PROBLEM STATEMENT: Give only the number of lines that include the string "default".

DATA LISTING:
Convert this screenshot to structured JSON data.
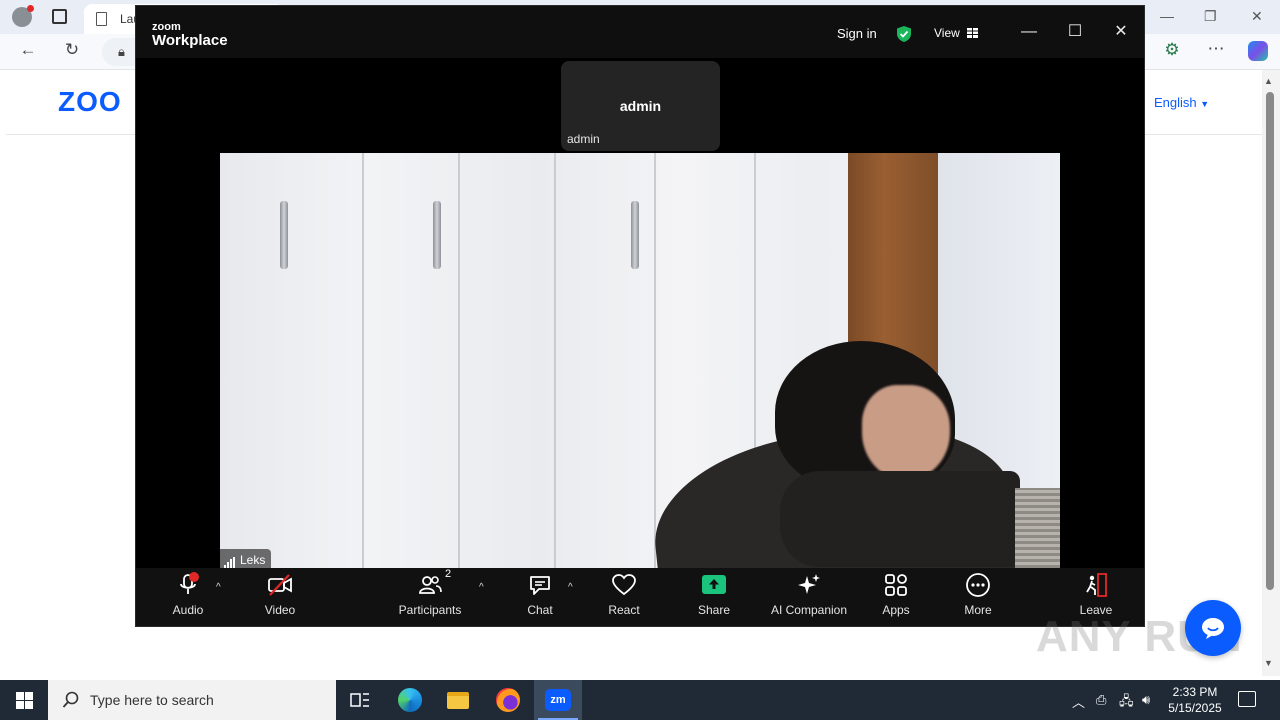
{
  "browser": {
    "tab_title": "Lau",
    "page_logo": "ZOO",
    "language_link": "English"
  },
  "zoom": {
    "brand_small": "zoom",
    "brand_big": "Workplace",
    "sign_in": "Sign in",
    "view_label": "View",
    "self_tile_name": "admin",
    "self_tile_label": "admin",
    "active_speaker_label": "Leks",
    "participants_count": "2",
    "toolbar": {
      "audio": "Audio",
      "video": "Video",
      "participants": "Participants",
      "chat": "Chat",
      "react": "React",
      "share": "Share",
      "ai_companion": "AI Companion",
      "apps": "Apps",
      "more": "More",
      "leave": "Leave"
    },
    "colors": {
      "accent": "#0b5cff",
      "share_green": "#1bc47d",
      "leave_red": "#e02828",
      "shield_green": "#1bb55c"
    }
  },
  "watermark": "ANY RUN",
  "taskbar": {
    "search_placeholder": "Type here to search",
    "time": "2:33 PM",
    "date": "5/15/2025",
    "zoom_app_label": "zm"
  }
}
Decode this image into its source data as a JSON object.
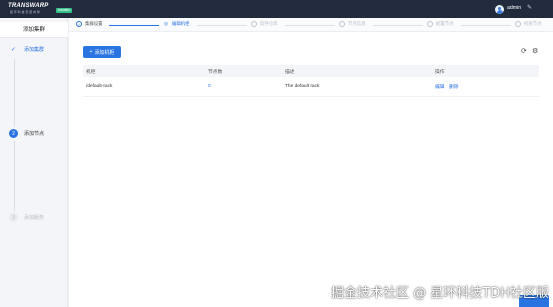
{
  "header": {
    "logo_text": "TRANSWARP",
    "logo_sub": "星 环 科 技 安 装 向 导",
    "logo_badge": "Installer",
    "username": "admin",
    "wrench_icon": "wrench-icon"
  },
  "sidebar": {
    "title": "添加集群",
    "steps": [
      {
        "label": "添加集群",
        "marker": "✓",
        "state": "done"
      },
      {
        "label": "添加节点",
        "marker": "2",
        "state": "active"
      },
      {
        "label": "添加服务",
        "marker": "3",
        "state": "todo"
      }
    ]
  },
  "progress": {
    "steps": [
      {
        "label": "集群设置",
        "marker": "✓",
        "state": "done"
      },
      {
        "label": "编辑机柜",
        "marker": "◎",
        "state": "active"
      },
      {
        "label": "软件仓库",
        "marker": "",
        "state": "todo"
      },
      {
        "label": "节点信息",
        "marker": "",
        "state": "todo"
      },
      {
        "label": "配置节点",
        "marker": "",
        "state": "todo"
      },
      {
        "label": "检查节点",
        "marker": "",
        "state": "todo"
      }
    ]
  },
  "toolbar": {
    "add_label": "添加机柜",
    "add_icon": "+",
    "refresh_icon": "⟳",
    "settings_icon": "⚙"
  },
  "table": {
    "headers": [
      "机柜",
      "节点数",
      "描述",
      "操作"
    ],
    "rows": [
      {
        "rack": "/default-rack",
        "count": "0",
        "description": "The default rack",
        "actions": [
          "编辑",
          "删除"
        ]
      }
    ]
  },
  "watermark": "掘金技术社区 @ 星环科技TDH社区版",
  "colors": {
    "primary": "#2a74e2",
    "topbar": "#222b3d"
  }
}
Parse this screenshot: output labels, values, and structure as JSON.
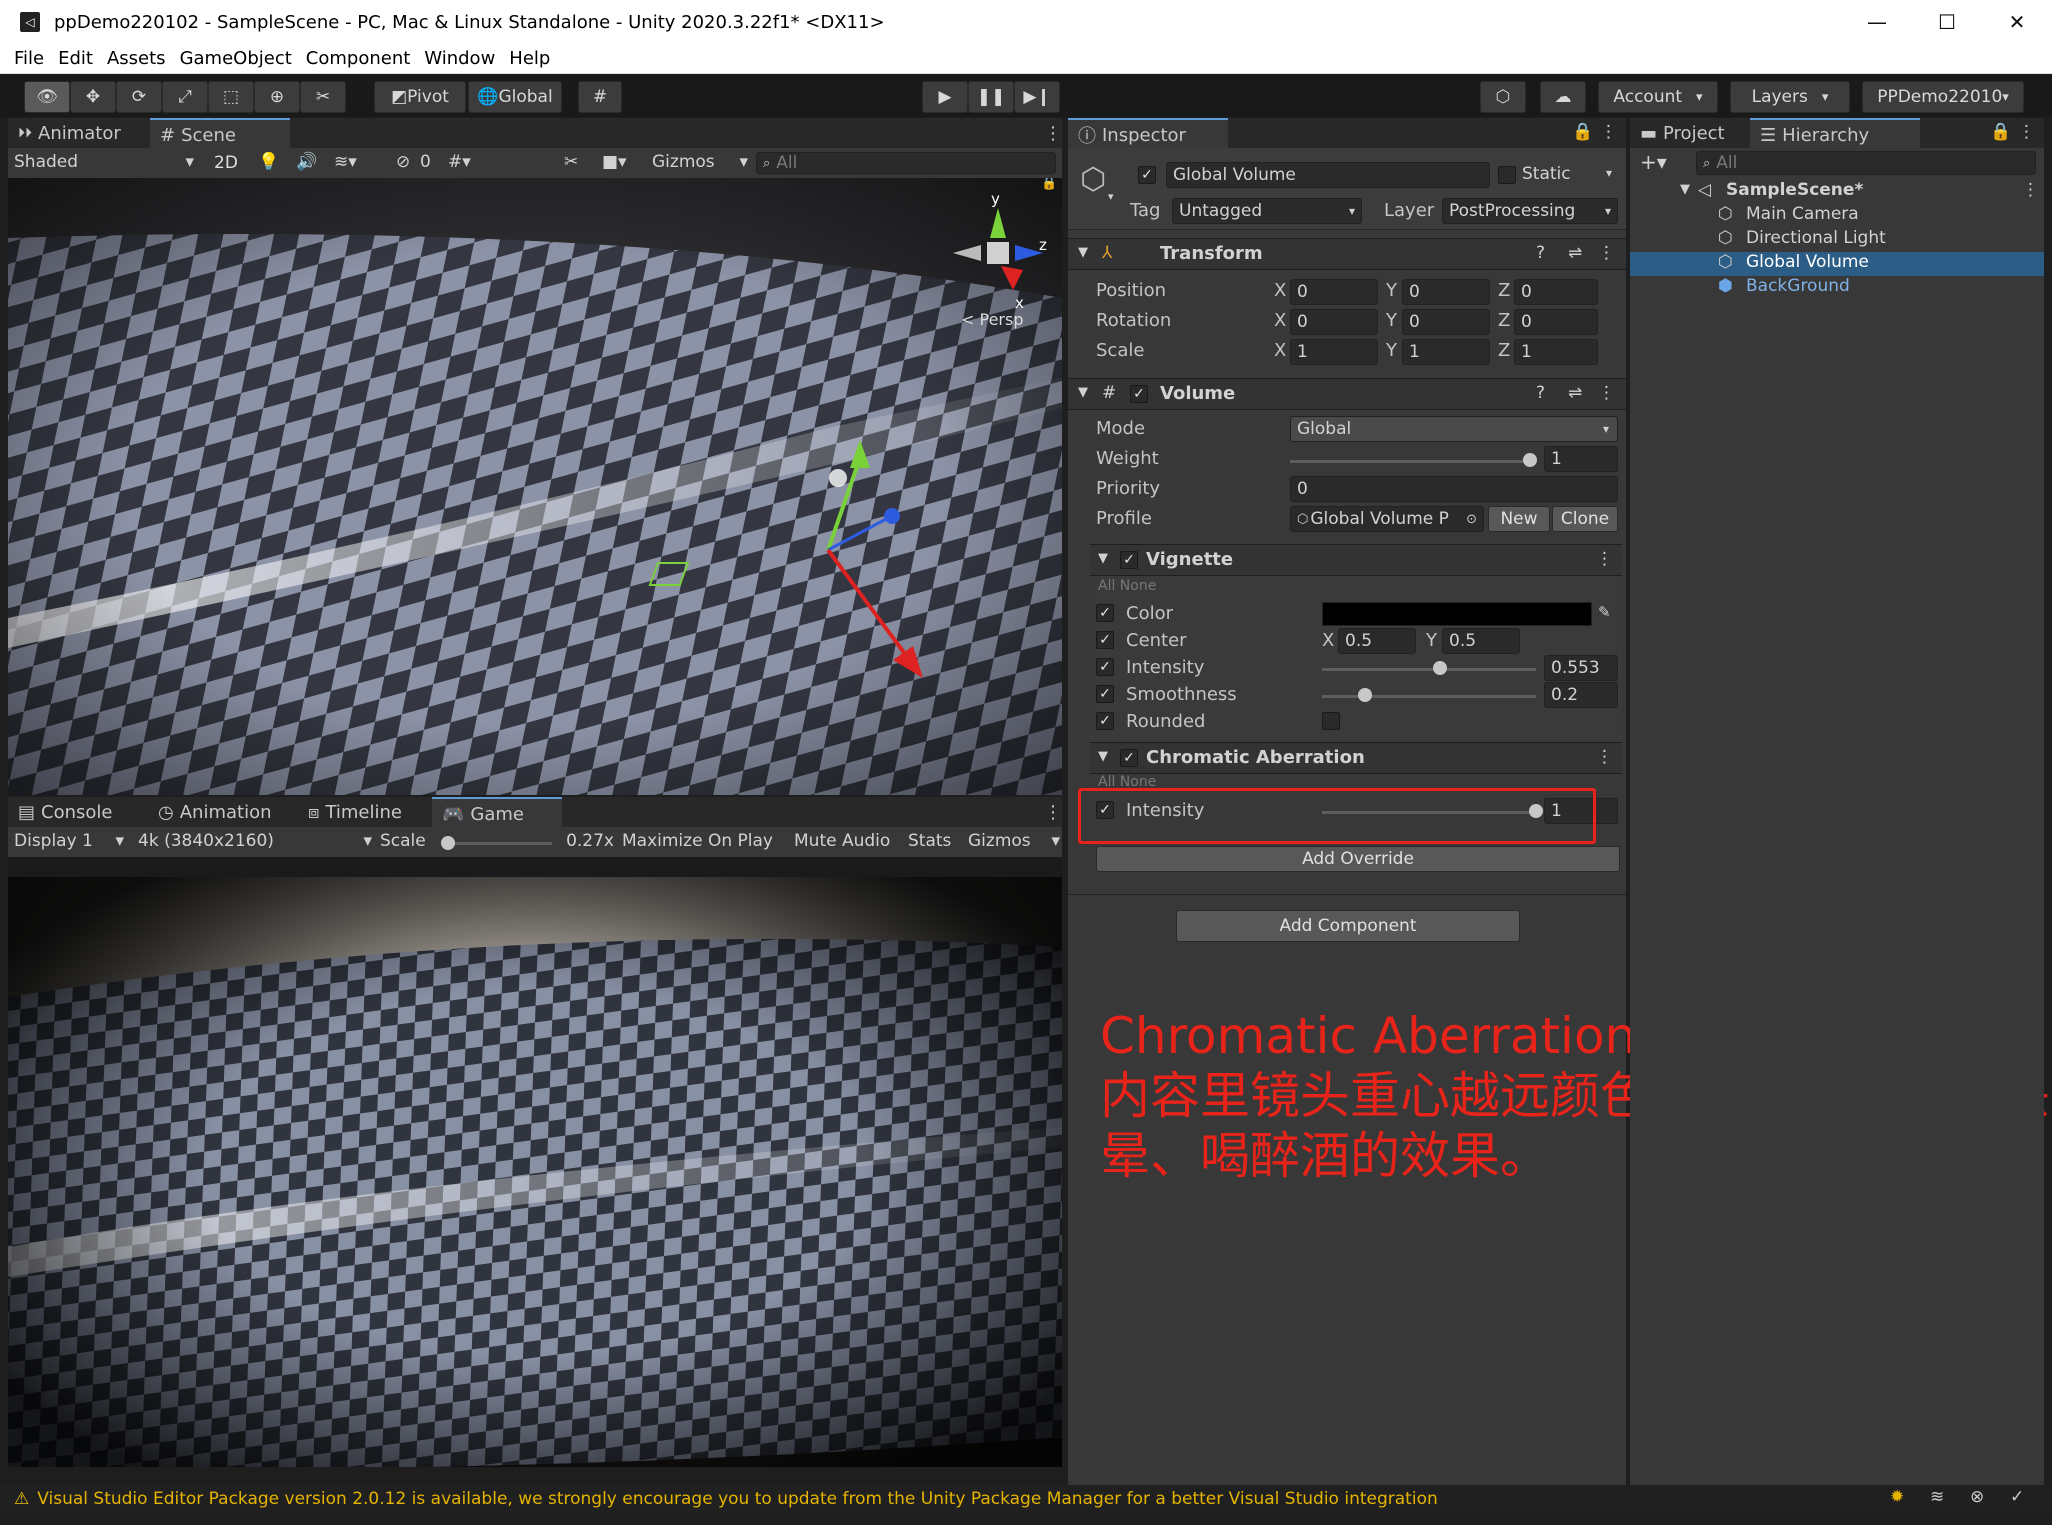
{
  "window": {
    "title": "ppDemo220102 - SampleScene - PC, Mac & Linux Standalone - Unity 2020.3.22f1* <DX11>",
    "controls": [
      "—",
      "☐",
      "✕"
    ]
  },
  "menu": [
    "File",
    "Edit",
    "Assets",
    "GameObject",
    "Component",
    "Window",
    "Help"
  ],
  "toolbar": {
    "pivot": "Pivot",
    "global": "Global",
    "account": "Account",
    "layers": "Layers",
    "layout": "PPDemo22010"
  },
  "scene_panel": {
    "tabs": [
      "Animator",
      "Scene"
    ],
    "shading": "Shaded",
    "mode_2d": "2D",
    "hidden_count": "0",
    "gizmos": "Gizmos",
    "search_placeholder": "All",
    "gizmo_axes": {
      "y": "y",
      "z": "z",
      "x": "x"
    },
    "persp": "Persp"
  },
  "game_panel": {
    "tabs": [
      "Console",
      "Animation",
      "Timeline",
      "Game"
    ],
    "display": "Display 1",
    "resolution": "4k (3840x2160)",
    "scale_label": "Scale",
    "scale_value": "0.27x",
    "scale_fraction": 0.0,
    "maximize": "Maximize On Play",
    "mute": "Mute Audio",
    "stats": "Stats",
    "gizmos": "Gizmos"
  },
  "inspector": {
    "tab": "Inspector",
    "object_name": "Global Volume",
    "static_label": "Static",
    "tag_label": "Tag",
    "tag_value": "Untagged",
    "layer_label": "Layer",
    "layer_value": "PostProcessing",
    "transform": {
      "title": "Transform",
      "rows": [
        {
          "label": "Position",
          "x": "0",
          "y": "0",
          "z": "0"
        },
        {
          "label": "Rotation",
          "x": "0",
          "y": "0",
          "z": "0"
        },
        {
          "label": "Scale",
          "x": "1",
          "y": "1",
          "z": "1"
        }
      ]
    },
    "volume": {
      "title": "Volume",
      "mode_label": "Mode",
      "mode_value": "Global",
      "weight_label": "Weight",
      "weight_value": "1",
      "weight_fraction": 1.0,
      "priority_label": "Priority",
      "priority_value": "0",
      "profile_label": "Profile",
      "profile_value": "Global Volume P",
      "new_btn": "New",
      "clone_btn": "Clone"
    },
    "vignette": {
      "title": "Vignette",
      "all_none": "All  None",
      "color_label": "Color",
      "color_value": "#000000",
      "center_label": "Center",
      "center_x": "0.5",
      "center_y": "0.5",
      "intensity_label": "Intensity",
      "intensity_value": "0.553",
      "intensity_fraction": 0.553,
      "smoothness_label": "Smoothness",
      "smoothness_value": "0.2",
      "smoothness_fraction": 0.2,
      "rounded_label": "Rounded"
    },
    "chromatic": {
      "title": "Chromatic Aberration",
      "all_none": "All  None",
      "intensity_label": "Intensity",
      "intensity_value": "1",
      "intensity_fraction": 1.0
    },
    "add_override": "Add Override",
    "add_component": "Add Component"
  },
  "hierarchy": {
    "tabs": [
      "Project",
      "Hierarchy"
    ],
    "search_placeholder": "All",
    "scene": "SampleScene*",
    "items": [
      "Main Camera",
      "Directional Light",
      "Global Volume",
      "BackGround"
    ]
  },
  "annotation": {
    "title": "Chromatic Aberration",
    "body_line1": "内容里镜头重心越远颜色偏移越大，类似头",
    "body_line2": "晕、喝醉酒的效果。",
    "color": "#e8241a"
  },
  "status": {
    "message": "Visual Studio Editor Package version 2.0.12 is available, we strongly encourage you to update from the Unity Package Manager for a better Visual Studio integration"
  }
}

COMPLETE OUTPUT: 2